## YOUR GOAL
Reproduce the following data line for line, unchanged.

Dataset items
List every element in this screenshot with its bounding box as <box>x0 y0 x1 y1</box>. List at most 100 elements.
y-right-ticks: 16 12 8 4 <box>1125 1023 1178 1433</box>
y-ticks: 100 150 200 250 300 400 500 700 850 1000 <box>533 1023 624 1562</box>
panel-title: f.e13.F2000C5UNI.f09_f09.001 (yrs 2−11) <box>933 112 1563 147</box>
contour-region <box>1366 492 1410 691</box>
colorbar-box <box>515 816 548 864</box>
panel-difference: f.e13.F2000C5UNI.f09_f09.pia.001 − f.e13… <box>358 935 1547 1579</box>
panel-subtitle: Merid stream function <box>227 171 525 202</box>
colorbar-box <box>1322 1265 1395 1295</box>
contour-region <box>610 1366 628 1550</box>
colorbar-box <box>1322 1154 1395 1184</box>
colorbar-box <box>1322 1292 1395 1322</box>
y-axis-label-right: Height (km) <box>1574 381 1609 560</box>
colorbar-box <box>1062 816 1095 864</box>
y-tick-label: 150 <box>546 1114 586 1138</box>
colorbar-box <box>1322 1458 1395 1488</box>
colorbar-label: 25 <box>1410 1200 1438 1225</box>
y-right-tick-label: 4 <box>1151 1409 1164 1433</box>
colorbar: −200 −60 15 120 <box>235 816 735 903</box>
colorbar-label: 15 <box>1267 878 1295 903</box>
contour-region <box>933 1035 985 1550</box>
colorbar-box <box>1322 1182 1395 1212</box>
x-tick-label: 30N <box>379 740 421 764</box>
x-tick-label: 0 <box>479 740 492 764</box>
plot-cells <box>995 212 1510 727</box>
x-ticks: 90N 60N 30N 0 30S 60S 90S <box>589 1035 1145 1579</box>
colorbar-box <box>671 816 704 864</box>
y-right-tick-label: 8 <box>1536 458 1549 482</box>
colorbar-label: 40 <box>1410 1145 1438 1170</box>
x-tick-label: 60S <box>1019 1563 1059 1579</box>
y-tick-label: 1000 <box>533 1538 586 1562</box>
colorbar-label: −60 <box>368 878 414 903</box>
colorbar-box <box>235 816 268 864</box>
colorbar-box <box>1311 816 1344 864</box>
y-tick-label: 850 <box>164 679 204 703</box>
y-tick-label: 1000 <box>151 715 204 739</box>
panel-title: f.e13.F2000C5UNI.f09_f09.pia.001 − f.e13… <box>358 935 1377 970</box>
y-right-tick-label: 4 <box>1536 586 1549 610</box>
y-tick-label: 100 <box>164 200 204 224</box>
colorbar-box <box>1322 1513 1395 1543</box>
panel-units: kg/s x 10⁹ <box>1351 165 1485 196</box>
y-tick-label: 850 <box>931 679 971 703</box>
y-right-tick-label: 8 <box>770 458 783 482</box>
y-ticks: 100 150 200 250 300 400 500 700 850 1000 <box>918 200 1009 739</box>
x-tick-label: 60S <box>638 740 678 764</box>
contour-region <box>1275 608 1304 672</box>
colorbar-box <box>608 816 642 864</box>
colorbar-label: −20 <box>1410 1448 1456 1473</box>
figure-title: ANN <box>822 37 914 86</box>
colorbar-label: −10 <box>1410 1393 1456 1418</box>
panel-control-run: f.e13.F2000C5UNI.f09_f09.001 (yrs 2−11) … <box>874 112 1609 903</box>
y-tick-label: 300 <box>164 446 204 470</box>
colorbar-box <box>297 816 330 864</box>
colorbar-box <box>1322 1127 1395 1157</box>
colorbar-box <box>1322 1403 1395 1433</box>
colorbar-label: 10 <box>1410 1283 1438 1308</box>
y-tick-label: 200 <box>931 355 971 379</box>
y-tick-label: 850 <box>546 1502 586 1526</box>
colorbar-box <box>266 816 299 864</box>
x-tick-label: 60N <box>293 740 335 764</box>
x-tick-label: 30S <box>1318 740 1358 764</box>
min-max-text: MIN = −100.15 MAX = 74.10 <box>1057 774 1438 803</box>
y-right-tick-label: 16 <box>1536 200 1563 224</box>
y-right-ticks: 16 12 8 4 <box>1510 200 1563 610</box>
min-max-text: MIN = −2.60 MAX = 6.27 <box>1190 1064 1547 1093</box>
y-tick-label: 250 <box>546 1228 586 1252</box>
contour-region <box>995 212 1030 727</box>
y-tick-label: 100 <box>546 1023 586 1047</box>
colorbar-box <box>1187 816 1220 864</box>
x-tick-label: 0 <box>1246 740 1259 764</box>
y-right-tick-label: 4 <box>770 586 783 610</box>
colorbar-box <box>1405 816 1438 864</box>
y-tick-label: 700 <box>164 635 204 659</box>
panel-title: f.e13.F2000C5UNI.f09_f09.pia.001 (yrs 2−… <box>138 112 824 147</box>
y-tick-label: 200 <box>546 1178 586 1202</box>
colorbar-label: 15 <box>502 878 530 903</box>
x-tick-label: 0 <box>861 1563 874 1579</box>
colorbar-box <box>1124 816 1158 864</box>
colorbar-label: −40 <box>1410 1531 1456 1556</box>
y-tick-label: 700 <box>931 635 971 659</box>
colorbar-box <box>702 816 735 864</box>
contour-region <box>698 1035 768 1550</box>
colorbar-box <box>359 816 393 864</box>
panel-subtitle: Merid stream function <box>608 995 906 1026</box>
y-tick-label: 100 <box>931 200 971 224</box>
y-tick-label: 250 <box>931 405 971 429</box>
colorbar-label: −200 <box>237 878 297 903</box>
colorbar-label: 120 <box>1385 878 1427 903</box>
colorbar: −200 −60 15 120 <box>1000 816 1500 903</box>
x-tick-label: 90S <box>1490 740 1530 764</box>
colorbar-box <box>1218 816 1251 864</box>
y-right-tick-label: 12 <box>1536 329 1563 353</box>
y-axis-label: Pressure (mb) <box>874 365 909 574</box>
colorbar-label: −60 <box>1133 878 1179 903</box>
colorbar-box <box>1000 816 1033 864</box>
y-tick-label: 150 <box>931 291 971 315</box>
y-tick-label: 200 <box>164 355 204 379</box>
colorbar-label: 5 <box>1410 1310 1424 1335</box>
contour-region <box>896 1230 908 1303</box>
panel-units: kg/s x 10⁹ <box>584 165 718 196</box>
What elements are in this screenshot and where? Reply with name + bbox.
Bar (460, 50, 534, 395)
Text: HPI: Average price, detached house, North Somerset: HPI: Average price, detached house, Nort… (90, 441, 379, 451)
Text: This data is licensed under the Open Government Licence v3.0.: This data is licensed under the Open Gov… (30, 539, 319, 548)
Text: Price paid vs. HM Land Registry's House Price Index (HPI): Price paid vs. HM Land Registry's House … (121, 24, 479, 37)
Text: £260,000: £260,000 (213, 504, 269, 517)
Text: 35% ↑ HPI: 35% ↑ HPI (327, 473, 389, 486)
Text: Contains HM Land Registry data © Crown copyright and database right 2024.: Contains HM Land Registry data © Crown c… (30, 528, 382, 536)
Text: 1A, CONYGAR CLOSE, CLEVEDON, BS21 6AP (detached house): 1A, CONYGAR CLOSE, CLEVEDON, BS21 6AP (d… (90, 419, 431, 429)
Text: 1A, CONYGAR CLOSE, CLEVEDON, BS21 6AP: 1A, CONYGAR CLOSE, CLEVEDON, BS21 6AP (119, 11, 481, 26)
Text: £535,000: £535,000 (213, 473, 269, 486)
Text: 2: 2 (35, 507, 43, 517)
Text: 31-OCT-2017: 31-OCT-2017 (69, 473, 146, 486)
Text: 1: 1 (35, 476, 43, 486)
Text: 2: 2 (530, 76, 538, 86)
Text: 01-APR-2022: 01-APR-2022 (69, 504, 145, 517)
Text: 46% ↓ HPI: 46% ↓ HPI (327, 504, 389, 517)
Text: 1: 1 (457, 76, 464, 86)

## ANSWER
List every element in this screenshot with its bounding box as <box>x0 y0 x1 y1</box>. List at most 100 elements.
y-right-ticks: 16 12 8 4 <box>1125 1023 1178 1433</box>
y-ticks: 100 150 200 250 300 400 500 700 850 1000 <box>533 1023 624 1562</box>
panel-title: f.e13.F2000C5UNI.f09_f09.001 (yrs 2−11) <box>933 112 1563 147</box>
contour-region <box>1366 492 1410 691</box>
colorbar-box <box>515 816 548 864</box>
panel-difference: f.e13.F2000C5UNI.f09_f09.pia.001 − f.e13… <box>358 935 1547 1579</box>
panel-subtitle: Merid stream function <box>227 171 525 202</box>
colorbar-box <box>1322 1265 1395 1295</box>
contour-region <box>610 1366 628 1550</box>
colorbar-box <box>1322 1154 1395 1184</box>
colorbar-box <box>1322 1292 1395 1322</box>
y-axis-label-right: Height (km) <box>1574 381 1609 560</box>
colorbar-box <box>1062 816 1095 864</box>
y-tick-label: 150 <box>546 1114 586 1138</box>
colorbar-box <box>1322 1458 1395 1488</box>
colorbar-label: 25 <box>1410 1200 1438 1225</box>
y-right-tick-label: 4 <box>1151 1409 1164 1433</box>
colorbar: −200 −60 15 120 <box>235 816 735 903</box>
colorbar-label: 15 <box>1267 878 1295 903</box>
contour-region <box>933 1035 985 1550</box>
colorbar-box <box>1322 1182 1395 1212</box>
x-tick-label: 30N <box>379 740 421 764</box>
x-tick-label: 0 <box>479 740 492 764</box>
plot-cells <box>995 212 1510 727</box>
x-ticks: 90N 60N 30N 0 30S 60S 90S <box>589 1035 1145 1579</box>
colorbar-box <box>671 816 704 864</box>
y-right-tick-label: 8 <box>1536 458 1549 482</box>
colorbar-label: 40 <box>1410 1145 1438 1170</box>
x-tick-label: 60S <box>1019 1563 1059 1579</box>
y-tick-label: 1000 <box>533 1538 586 1562</box>
colorbar-label: −60 <box>368 878 414 903</box>
colorbar-box <box>235 816 268 864</box>
colorbar-box <box>1311 816 1344 864</box>
y-tick-label: 850 <box>164 679 204 703</box>
y-tick-label: 1000 <box>151 715 204 739</box>
panel-title: f.e13.F2000C5UNI.f09_f09.pia.001 − f.e13… <box>358 935 1377 970</box>
y-right-tick-label: 4 <box>1536 586 1549 610</box>
y-tick-label: 100 <box>164 200 204 224</box>
colorbar-box <box>1322 1513 1395 1543</box>
panel-units: kg/s x 10⁹ <box>1351 165 1485 196</box>
y-tick-label: 850 <box>931 679 971 703</box>
y-right-tick-label: 8 <box>770 458 783 482</box>
y-ticks: 100 150 200 250 300 400 500 700 850 1000 <box>918 200 1009 739</box>
x-tick-label: 60S <box>638 740 678 764</box>
contour-region <box>1275 608 1304 672</box>
colorbar-box <box>608 816 642 864</box>
colorbar-label: −20 <box>1410 1448 1456 1473</box>
figure-title: ANN <box>822 37 914 86</box>
colorbar-label: −10 <box>1410 1393 1456 1418</box>
panel-control-run: f.e13.F2000C5UNI.f09_f09.001 (yrs 2−11) … <box>874 112 1609 903</box>
y-tick-label: 300 <box>164 446 204 470</box>
colorbar-box <box>297 816 330 864</box>
colorbar-box <box>1322 1127 1395 1157</box>
colorbar-box <box>1322 1403 1395 1433</box>
colorbar-label: 10 <box>1410 1283 1438 1308</box>
y-tick-label: 200 <box>931 355 971 379</box>
y-tick-label: 850 <box>546 1502 586 1526</box>
colorbar-box <box>266 816 299 864</box>
x-tick-label: 60N <box>293 740 335 764</box>
x-tick-label: 30S <box>1318 740 1358 764</box>
min-max-text: MIN = −100.15 MAX = 74.10 <box>1057 774 1438 803</box>
y-right-tick-label: 16 <box>1536 200 1563 224</box>
y-right-ticks: 16 12 8 4 <box>1510 200 1563 610</box>
min-max-text: MIN = −2.60 MAX = 6.27 <box>1190 1064 1547 1093</box>
y-tick-label: 250 <box>546 1228 586 1252</box>
contour-region <box>995 212 1030 727</box>
y-tick-label: 100 <box>546 1023 586 1047</box>
colorbar-box <box>1187 816 1220 864</box>
x-tick-label: 0 <box>1246 740 1259 764</box>
y-right-tick-label: 4 <box>770 586 783 610</box>
colorbar-box <box>1405 816 1438 864</box>
y-tick-label: 700 <box>164 635 204 659</box>
panel-title: f.e13.F2000C5UNI.f09_f09.pia.001 (yrs 2−… <box>138 112 824 147</box>
y-tick-label: 200 <box>546 1178 586 1202</box>
colorbar-label: 15 <box>502 878 530 903</box>
x-tick-label: 0 <box>861 1563 874 1579</box>
colorbar-box <box>1124 816 1158 864</box>
colorbar-label: −40 <box>1410 1531 1456 1556</box>
y-tick-label: 700 <box>931 635 971 659</box>
colorbar-box <box>702 816 735 864</box>
contour-region <box>698 1035 768 1550</box>
colorbar-box <box>359 816 393 864</box>
panel-subtitle: Merid stream function <box>608 995 906 1026</box>
y-tick-label: 100 <box>931 200 971 224</box>
y-tick-label: 250 <box>931 405 971 429</box>
colorbar-label: −200 <box>237 878 297 903</box>
colorbar-label: 120 <box>1385 878 1427 903</box>
colorbar: −200 −60 15 120 <box>1000 816 1500 903</box>
x-tick-label: 90S <box>1490 740 1530 764</box>
colorbar-box <box>1218 816 1251 864</box>
y-right-tick-label: 12 <box>1536 329 1563 353</box>
y-axis-label: Pressure (mb) <box>874 365 909 574</box>
colorbar-label: −60 <box>1133 878 1179 903</box>
colorbar-box <box>1000 816 1033 864</box>
y-tick-label: 150 <box>931 291 971 315</box>
y-tick-label: 200 <box>164 355 204 379</box>
colorbar-label: 5 <box>1410 1310 1424 1335</box>
contour-region <box>896 1230 908 1303</box>
panel-units: kg/s x 10⁹ <box>584 165 718 196</box>
What elements are in this screenshot and where? Reply with name + bbox.
Bar (460, 50, 534, 395)
Text: HPI: Average price, detached house, North Somerset: HPI: Average price, detached house, Nort… (90, 441, 379, 451)
Text: This data is licensed under the Open Government Licence v3.0.: This data is licensed under the Open Gov… (30, 539, 319, 548)
Text: Price paid vs. HM Land Registry's House Price Index (HPI): Price paid vs. HM Land Registry's House … (121, 24, 479, 37)
Text: £260,000: £260,000 (213, 504, 269, 517)
Text: 35% ↑ HPI: 35% ↑ HPI (327, 473, 389, 486)
Text: Contains HM Land Registry data © Crown copyright and database right 2024.: Contains HM Land Registry data © Crown c… (30, 528, 382, 536)
Text: 1A, CONYGAR CLOSE, CLEVEDON, BS21 6AP (detached house): 1A, CONYGAR CLOSE, CLEVEDON, BS21 6AP (d… (90, 419, 431, 429)
Text: 1A, CONYGAR CLOSE, CLEVEDON, BS21 6AP: 1A, CONYGAR CLOSE, CLEVEDON, BS21 6AP (119, 11, 481, 26)
Text: £535,000: £535,000 (213, 473, 269, 486)
Text: 2: 2 (35, 507, 43, 517)
Text: 31-OCT-2017: 31-OCT-2017 (69, 473, 146, 486)
Text: 1: 1 (35, 476, 43, 486)
Text: 2: 2 (530, 76, 538, 86)
Text: 01-APR-2022: 01-APR-2022 (69, 504, 145, 517)
Text: 46% ↓ HPI: 46% ↓ HPI (327, 504, 389, 517)
Text: 1: 1 (457, 76, 464, 86)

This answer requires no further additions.